Copy out the listing that follows, exact in every word, and skip the images.

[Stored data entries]
▶

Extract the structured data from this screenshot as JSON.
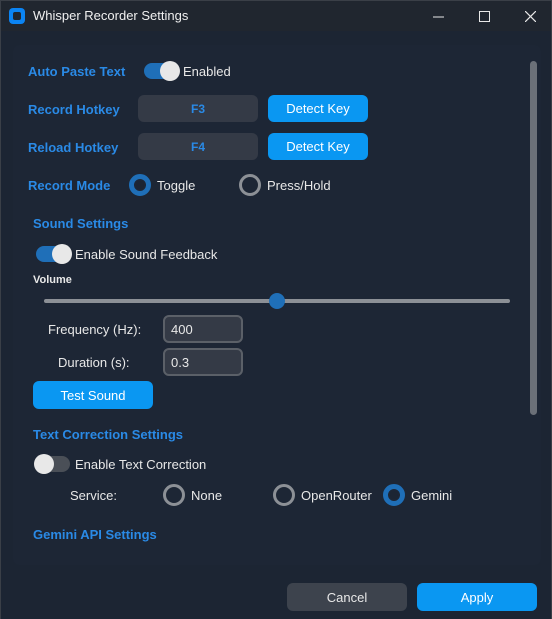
{
  "window": {
    "title": "Whisper Recorder Settings",
    "icons": {
      "app": "app-icon",
      "minimize": "minimize-icon",
      "maximize": "maximize-icon",
      "close": "close-icon"
    }
  },
  "auto_paste": {
    "label": "Auto Paste Text",
    "state_text": "Enabled",
    "enabled": true
  },
  "record_hotkey": {
    "label": "Record Hotkey",
    "key": "F3",
    "button": "Detect Key"
  },
  "reload_hotkey": {
    "label": "Reload Hotkey",
    "key": "F4",
    "button": "Detect Key"
  },
  "record_mode": {
    "label": "Record Mode",
    "options": [
      "Toggle",
      "Press/Hold"
    ],
    "selected": "Toggle"
  },
  "sound": {
    "heading": "Sound Settings",
    "feedback_label": "Enable Sound Feedback",
    "feedback_enabled": true,
    "volume_label": "Volume",
    "volume_value": 0.5,
    "frequency_label": "Frequency (Hz):",
    "frequency_value": "400",
    "duration_label": "Duration (s):",
    "duration_value": "0.3",
    "test_button": "Test Sound"
  },
  "correction": {
    "heading": "Text Correction Settings",
    "enable_label": "Enable Text Correction",
    "enabled": false,
    "service_label": "Service:",
    "options": [
      "None",
      "OpenRouter",
      "Gemini"
    ],
    "selected": "Gemini"
  },
  "gemini": {
    "heading": "Gemini API Settings"
  },
  "footer": {
    "cancel": "Cancel",
    "apply": "Apply"
  },
  "colors": {
    "accent": "#0a97f2",
    "label_blue": "#2a8ae6",
    "background": "#1c2533"
  }
}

◀

→ **Answer for this exercise**:
Extract the structured data from this screenshot as JSON.
{
  "window": {
    "title": "Whisper Recorder Settings",
    "icons": {
      "app": "app-icon",
      "minimize": "minimize-icon",
      "maximize": "maximize-icon",
      "close": "close-icon"
    }
  },
  "auto_paste": {
    "label": "Auto Paste Text",
    "state_text": "Enabled",
    "enabled": true
  },
  "record_hotkey": {
    "label": "Record Hotkey",
    "key": "F3",
    "button": "Detect Key"
  },
  "reload_hotkey": {
    "label": "Reload Hotkey",
    "key": "F4",
    "button": "Detect Key"
  },
  "record_mode": {
    "label": "Record Mode",
    "options": [
      "Toggle",
      "Press/Hold"
    ],
    "selected": "Toggle"
  },
  "sound": {
    "heading": "Sound Settings",
    "feedback_label": "Enable Sound Feedback",
    "feedback_enabled": true,
    "volume_label": "Volume",
    "volume_value": 0.5,
    "frequency_label": "Frequency (Hz):",
    "frequency_value": "400",
    "duration_label": "Duration (s):",
    "duration_value": "0.3",
    "test_button": "Test Sound"
  },
  "correction": {
    "heading": "Text Correction Settings",
    "enable_label": "Enable Text Correction",
    "enabled": false,
    "service_label": "Service:",
    "options": [
      "None",
      "OpenRouter",
      "Gemini"
    ],
    "selected": "Gemini"
  },
  "gemini": {
    "heading": "Gemini API Settings"
  },
  "footer": {
    "cancel": "Cancel",
    "apply": "Apply"
  },
  "colors": {
    "accent": "#0a97f2",
    "label_blue": "#2a8ae6",
    "background": "#1c2533"
  }
}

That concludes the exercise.